- _SHORT PROBLEM_
Find the lines containing the word "start" and copy every one of them.

+===+

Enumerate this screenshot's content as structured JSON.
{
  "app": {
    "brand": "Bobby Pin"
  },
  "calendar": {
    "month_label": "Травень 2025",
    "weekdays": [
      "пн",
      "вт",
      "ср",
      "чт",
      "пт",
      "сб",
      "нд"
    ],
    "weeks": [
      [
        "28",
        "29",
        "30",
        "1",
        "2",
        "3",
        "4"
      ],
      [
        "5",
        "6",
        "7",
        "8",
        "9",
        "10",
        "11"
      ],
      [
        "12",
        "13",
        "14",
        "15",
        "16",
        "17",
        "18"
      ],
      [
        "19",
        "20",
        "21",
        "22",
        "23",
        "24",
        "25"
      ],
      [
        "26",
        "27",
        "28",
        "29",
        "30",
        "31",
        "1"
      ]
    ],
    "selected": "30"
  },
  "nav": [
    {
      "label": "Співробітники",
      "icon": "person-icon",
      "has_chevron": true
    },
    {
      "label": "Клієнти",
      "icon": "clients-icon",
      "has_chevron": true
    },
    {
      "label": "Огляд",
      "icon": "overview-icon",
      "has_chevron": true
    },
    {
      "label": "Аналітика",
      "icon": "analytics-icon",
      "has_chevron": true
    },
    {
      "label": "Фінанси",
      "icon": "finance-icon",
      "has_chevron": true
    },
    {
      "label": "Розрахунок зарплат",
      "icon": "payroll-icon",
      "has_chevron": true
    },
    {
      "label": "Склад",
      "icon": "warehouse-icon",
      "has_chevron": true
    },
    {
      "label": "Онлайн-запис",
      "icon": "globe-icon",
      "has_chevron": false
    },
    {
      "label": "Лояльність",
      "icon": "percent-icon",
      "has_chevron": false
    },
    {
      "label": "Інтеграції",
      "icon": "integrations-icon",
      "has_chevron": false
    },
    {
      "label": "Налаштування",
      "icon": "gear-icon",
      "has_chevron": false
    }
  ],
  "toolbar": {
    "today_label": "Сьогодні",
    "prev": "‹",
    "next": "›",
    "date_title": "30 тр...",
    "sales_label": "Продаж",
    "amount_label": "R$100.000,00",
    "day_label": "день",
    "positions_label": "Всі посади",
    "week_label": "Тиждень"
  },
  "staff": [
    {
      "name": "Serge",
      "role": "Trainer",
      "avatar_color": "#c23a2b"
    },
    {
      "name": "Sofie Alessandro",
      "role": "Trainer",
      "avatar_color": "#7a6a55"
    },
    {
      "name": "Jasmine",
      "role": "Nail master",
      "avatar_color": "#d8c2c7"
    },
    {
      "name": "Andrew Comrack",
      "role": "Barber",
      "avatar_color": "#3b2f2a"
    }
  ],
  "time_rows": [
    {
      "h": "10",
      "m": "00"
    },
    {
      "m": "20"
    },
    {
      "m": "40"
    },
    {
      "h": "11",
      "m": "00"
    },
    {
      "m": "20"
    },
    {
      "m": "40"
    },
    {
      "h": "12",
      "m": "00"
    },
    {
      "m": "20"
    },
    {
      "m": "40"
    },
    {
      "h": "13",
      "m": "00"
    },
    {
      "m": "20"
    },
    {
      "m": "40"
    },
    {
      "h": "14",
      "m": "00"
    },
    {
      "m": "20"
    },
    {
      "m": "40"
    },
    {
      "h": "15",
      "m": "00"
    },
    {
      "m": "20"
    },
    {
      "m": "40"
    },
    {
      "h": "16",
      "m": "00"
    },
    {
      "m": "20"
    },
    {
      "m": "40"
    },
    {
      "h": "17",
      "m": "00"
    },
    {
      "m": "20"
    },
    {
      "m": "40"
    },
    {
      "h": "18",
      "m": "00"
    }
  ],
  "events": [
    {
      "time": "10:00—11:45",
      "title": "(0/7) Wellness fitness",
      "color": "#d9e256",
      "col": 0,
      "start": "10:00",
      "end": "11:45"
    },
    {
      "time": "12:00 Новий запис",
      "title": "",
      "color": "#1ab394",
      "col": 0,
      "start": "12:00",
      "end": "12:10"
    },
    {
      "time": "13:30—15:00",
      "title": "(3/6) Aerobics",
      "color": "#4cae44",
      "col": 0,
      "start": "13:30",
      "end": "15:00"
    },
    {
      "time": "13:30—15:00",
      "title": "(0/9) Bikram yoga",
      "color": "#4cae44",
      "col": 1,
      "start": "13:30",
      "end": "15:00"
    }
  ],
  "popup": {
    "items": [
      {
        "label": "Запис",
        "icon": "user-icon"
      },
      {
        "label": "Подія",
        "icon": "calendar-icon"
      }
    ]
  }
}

+===+

- _IN RESPONSE_
      "start": "10:00",
      "start": "12:00",
      "start": "13:30",
      "start": "13:30",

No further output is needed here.